Some records:
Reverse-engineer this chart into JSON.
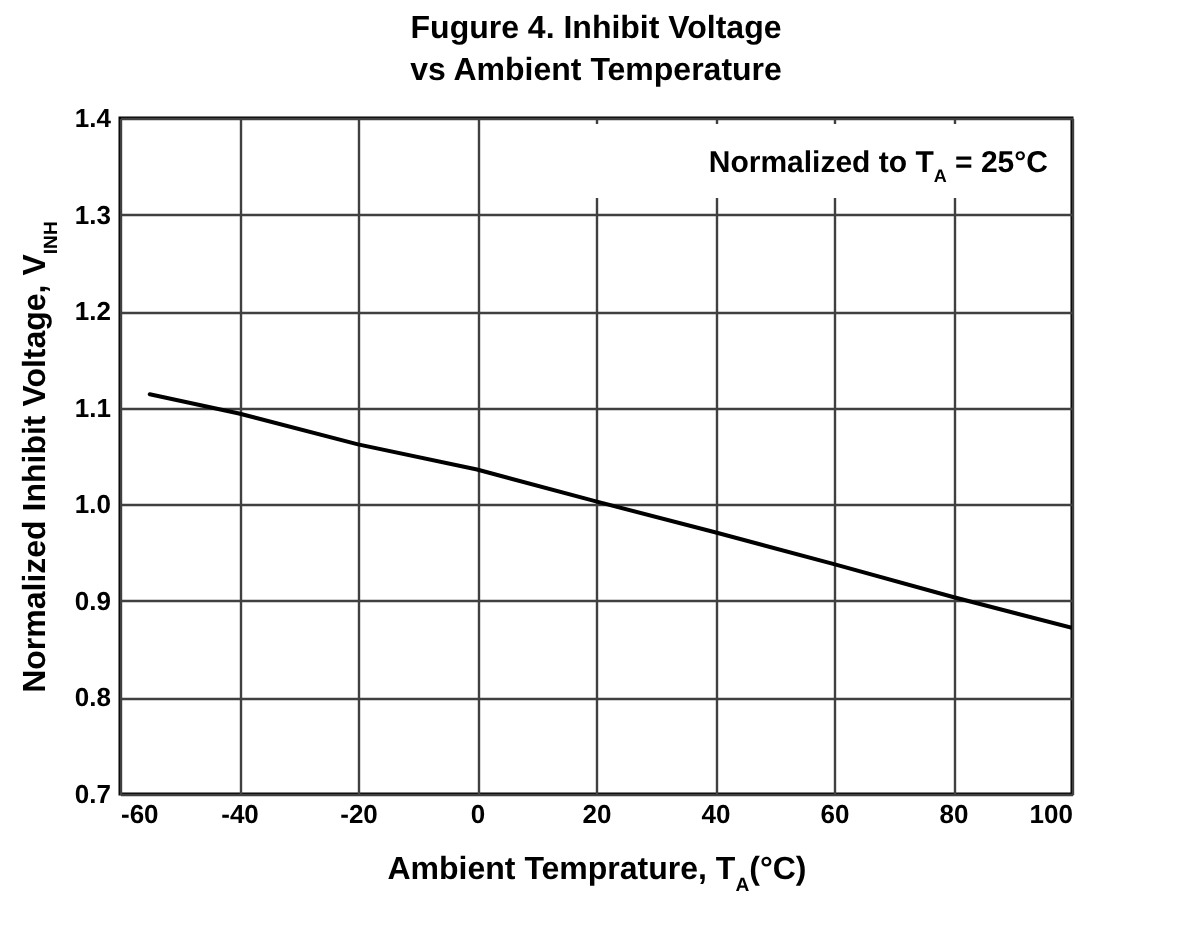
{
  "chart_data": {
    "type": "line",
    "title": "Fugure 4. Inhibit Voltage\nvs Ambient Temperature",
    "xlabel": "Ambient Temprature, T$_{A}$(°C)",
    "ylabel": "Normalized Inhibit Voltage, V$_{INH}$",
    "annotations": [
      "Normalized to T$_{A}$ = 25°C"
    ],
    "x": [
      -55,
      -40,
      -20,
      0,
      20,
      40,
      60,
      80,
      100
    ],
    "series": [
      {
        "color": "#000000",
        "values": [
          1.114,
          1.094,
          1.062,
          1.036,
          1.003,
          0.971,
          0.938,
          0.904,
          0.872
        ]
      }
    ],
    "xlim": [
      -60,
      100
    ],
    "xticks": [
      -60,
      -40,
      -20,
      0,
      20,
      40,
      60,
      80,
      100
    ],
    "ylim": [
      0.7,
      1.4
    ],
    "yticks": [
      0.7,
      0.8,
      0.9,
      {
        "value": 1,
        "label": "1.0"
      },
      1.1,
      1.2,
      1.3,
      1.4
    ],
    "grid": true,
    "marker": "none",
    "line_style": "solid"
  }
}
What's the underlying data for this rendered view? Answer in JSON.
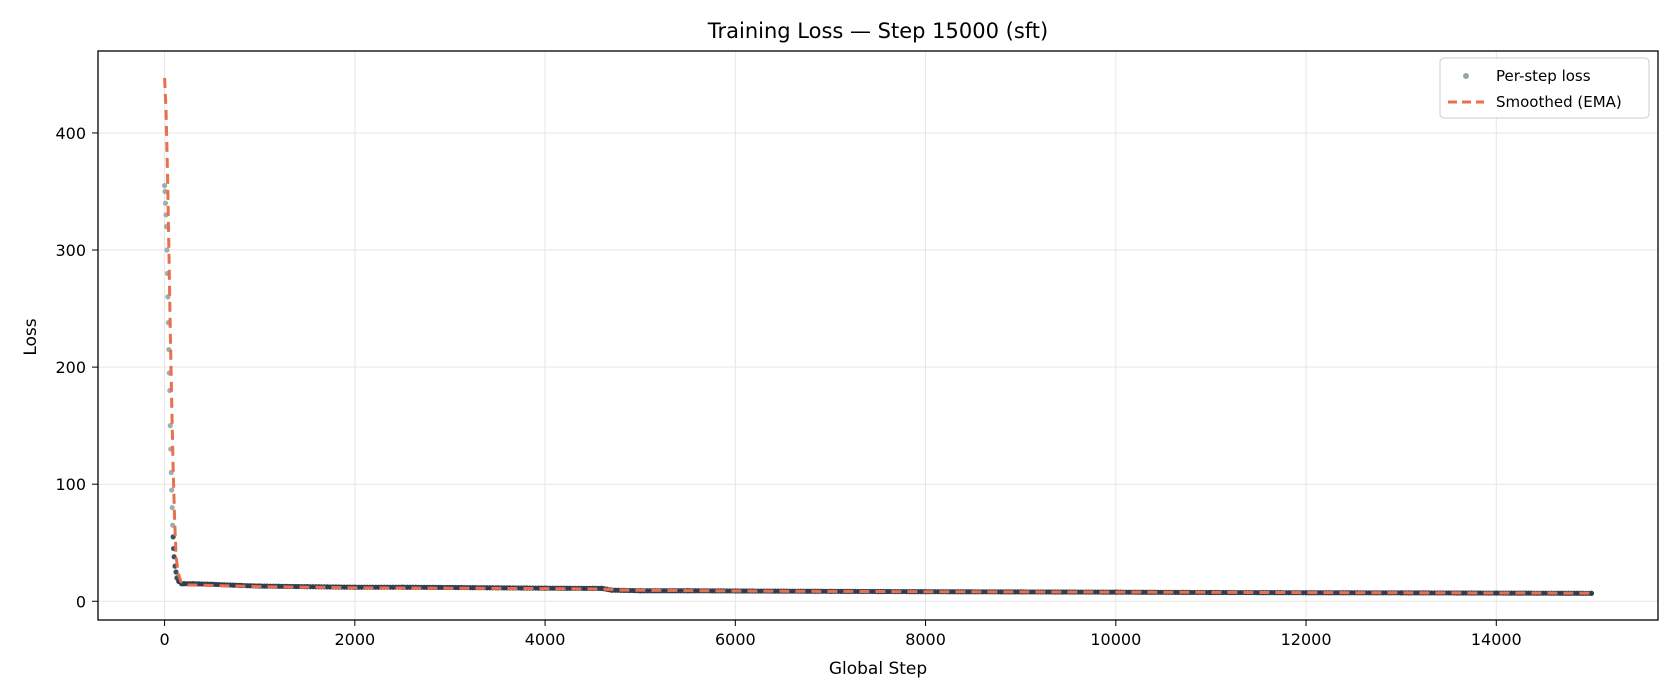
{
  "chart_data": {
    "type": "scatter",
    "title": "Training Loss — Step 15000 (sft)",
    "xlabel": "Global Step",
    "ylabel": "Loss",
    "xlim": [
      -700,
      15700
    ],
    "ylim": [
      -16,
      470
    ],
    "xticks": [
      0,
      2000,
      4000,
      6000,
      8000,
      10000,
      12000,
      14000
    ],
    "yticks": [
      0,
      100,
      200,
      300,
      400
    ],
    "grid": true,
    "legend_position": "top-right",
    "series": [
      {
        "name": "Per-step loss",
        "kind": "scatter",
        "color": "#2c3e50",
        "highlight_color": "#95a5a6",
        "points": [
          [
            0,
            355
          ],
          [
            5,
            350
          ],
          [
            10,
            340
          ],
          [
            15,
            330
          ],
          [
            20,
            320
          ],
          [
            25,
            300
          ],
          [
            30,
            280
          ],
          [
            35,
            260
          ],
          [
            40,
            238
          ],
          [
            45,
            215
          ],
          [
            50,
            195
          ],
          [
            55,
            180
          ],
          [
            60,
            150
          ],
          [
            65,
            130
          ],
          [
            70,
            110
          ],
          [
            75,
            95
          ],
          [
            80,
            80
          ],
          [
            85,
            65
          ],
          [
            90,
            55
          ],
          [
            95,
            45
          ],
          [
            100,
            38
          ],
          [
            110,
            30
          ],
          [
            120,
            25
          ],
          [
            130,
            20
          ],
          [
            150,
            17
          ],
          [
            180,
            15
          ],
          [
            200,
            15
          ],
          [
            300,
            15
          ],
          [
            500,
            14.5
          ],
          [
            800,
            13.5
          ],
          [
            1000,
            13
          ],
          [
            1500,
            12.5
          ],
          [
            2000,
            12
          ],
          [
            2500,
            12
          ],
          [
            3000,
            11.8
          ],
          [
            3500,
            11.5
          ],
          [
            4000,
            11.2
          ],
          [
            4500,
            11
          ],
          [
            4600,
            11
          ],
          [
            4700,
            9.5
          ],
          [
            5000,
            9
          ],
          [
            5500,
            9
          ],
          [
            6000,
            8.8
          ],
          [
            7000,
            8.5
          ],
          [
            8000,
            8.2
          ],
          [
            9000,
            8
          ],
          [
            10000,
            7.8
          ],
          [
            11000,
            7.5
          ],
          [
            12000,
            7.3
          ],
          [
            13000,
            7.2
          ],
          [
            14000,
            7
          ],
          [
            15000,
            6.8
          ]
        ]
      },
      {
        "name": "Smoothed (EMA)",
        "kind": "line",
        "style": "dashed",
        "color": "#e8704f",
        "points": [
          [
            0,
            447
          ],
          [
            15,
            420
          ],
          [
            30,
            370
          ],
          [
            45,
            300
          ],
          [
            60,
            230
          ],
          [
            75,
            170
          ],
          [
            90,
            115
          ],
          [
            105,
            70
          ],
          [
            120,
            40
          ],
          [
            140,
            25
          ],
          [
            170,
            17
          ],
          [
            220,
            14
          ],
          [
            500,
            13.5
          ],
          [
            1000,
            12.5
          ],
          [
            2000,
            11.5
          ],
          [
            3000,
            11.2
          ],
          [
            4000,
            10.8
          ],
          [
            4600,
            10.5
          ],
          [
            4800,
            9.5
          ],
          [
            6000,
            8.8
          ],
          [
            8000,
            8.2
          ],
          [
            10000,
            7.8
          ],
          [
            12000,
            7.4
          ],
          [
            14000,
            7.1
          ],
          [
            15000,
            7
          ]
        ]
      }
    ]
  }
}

AIM: Quote every line of the records above exactly; no picture is to be copied.

ANSWER TO THIS EXERCISE:
Reverse-engineer this chart into JSON.
{
  "chart_data": {
    "type": "line",
    "title": "Fugure 4. Inhibit Voltage\nvs Ambient Temperature",
    "xlabel": "Ambient Temprature, T$_{A}$(°C)",
    "ylabel": "Normalized Inhibit Voltage, V$_{INH}$",
    "annotations": [
      "Normalized to T$_{A}$ = 25°C"
    ],
    "x": [
      -55,
      -40,
      -20,
      0,
      20,
      40,
      60,
      80,
      100
    ],
    "series": [
      {
        "color": "#000000",
        "values": [
          1.114,
          1.094,
          1.062,
          1.036,
          1.003,
          0.971,
          0.938,
          0.904,
          0.872
        ]
      }
    ],
    "xlim": [
      -60,
      100
    ],
    "xticks": [
      -60,
      -40,
      -20,
      0,
      20,
      40,
      60,
      80,
      100
    ],
    "ylim": [
      0.7,
      1.4
    ],
    "yticks": [
      0.7,
      0.8,
      0.9,
      {
        "value": 1,
        "label": "1.0"
      },
      1.1,
      1.2,
      1.3,
      1.4
    ],
    "grid": true,
    "marker": "none",
    "line_style": "solid"
  }
}
What's the underlying data for this rendered view? Answer in JSON.
{
  "chart_data": {
    "type": "scatter",
    "title": "Training Loss — Step 15000 (sft)",
    "xlabel": "Global Step",
    "ylabel": "Loss",
    "xlim": [
      -700,
      15700
    ],
    "ylim": [
      -16,
      470
    ],
    "xticks": [
      0,
      2000,
      4000,
      6000,
      8000,
      10000,
      12000,
      14000
    ],
    "yticks": [
      0,
      100,
      200,
      300,
      400
    ],
    "grid": true,
    "legend_position": "top-right",
    "series": [
      {
        "name": "Per-step loss",
        "kind": "scatter",
        "color": "#2c3e50",
        "highlight_color": "#95a5a6",
        "points": [
          [
            0,
            355
          ],
          [
            5,
            350
          ],
          [
            10,
            340
          ],
          [
            15,
            330
          ],
          [
            20,
            320
          ],
          [
            25,
            300
          ],
          [
            30,
            280
          ],
          [
            35,
            260
          ],
          [
            40,
            238
          ],
          [
            45,
            215
          ],
          [
            50,
            195
          ],
          [
            55,
            180
          ],
          [
            60,
            150
          ],
          [
            65,
            130
          ],
          [
            70,
            110
          ],
          [
            75,
            95
          ],
          [
            80,
            80
          ],
          [
            85,
            65
          ],
          [
            90,
            55
          ],
          [
            95,
            45
          ],
          [
            100,
            38
          ],
          [
            110,
            30
          ],
          [
            120,
            25
          ],
          [
            130,
            20
          ],
          [
            150,
            17
          ],
          [
            180,
            15
          ],
          [
            200,
            15
          ],
          [
            300,
            15
          ],
          [
            500,
            14.5
          ],
          [
            800,
            13.5
          ],
          [
            1000,
            13
          ],
          [
            1500,
            12.5
          ],
          [
            2000,
            12
          ],
          [
            2500,
            12
          ],
          [
            3000,
            11.8
          ],
          [
            3500,
            11.5
          ],
          [
            4000,
            11.2
          ],
          [
            4500,
            11
          ],
          [
            4600,
            11
          ],
          [
            4700,
            9.5
          ],
          [
            5000,
            9
          ],
          [
            5500,
            9
          ],
          [
            6000,
            8.8
          ],
          [
            7000,
            8.5
          ],
          [
            8000,
            8.2
          ],
          [
            9000,
            8
          ],
          [
            10000,
            7.8
          ],
          [
            11000,
            7.5
          ],
          [
            12000,
            7.3
          ],
          [
            13000,
            7.2
          ],
          [
            14000,
            7
          ],
          [
            15000,
            6.8
          ]
        ]
      },
      {
        "name": "Smoothed (EMA)",
        "kind": "line",
        "style": "dashed",
        "color": "#e8704f",
        "points": [
          [
            0,
            447
          ],
          [
            15,
            420
          ],
          [
            30,
            370
          ],
          [
            45,
            300
          ],
          [
            60,
            230
          ],
          [
            75,
            170
          ],
          [
            90,
            115
          ],
          [
            105,
            70
          ],
          [
            120,
            40
          ],
          [
            140,
            25
          ],
          [
            170,
            17
          ],
          [
            220,
            14
          ],
          [
            500,
            13.5
          ],
          [
            1000,
            12.5
          ],
          [
            2000,
            11.5
          ],
          [
            3000,
            11.2
          ],
          [
            4000,
            10.8
          ],
          [
            4600,
            10.5
          ],
          [
            4800,
            9.5
          ],
          [
            6000,
            8.8
          ],
          [
            8000,
            8.2
          ],
          [
            10000,
            7.8
          ],
          [
            12000,
            7.4
          ],
          [
            14000,
            7.1
          ],
          [
            15000,
            7
          ]
        ]
      }
    ]
  }
}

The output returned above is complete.